Set exercise. Tally the lines in the listing below that include "بدائرة". Answer with the count and nothing more.

Stored records.
* start *

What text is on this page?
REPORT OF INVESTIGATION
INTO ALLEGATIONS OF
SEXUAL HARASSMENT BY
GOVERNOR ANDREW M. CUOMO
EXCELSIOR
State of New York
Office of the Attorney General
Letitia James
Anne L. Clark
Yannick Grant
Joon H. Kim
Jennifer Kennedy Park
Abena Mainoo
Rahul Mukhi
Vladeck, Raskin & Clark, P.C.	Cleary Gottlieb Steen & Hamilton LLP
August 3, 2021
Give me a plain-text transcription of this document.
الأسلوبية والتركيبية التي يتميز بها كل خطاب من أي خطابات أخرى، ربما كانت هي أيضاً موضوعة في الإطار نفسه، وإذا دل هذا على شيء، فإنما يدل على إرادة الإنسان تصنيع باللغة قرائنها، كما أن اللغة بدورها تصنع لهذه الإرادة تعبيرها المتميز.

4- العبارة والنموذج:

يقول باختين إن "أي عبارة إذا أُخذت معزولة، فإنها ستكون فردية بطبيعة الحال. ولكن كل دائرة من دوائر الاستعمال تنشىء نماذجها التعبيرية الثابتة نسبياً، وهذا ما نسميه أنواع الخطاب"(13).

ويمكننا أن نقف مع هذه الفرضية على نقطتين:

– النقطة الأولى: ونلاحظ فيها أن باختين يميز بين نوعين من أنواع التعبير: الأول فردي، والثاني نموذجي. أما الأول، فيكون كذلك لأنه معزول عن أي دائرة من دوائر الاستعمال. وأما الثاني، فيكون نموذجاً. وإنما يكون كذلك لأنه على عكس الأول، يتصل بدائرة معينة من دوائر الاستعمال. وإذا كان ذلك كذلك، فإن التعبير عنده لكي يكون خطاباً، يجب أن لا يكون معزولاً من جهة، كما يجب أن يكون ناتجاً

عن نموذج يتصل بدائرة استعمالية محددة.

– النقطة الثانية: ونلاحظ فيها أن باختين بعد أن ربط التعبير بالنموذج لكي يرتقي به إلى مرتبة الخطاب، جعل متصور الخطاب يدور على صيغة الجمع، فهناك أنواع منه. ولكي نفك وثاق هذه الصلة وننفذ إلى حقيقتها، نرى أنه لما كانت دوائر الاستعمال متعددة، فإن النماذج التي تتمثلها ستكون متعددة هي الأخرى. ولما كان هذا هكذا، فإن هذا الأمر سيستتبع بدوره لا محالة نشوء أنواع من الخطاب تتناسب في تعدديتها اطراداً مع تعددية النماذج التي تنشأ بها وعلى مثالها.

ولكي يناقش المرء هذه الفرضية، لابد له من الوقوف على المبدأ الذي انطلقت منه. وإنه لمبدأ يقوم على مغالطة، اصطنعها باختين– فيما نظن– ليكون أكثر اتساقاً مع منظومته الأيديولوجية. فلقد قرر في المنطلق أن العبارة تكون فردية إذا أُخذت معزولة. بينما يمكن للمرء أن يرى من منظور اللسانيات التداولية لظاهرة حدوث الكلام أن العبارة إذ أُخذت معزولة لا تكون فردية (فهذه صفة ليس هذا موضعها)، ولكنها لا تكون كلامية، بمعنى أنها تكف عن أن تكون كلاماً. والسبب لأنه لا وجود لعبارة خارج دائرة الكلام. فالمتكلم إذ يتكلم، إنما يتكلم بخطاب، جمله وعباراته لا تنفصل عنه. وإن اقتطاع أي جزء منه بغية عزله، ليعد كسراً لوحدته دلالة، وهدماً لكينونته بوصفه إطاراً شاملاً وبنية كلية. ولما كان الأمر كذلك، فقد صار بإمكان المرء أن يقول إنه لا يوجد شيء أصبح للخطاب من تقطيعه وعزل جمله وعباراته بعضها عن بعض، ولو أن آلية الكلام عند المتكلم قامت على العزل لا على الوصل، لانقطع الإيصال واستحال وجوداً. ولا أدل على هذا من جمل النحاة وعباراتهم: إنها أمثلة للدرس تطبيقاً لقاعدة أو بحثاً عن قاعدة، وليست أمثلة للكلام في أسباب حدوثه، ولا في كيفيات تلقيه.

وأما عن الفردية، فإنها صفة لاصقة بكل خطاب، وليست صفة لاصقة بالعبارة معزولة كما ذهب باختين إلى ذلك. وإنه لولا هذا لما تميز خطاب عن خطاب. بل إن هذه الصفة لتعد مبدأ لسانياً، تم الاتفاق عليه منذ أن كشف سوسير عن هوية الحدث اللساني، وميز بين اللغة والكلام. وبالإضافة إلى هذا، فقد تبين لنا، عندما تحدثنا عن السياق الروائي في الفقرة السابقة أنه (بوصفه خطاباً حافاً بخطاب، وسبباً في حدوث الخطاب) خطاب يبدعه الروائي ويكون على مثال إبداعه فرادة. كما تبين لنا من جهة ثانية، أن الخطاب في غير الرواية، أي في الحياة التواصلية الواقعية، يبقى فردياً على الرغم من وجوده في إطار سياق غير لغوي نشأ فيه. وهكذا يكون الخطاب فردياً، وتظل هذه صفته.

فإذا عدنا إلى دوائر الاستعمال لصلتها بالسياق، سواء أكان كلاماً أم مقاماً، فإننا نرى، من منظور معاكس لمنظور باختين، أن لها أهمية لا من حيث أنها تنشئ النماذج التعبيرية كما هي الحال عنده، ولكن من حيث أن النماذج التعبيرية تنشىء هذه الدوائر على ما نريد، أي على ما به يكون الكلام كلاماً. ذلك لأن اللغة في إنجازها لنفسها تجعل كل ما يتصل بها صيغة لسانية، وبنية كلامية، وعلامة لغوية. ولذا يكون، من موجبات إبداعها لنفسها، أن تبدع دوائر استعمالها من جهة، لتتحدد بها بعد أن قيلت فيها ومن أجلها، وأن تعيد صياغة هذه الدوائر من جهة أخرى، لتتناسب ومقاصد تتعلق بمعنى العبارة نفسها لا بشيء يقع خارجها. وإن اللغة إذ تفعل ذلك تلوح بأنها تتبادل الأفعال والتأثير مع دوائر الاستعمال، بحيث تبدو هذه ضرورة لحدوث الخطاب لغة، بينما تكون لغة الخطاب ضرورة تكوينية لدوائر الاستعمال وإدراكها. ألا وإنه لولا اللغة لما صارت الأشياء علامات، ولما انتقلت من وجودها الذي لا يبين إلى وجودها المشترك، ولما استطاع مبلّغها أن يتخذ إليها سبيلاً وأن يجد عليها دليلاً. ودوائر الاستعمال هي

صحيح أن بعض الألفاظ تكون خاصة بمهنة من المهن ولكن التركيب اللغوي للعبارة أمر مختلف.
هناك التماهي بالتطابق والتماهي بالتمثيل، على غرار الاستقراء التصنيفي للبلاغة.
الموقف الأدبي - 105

* end *

Answer. 2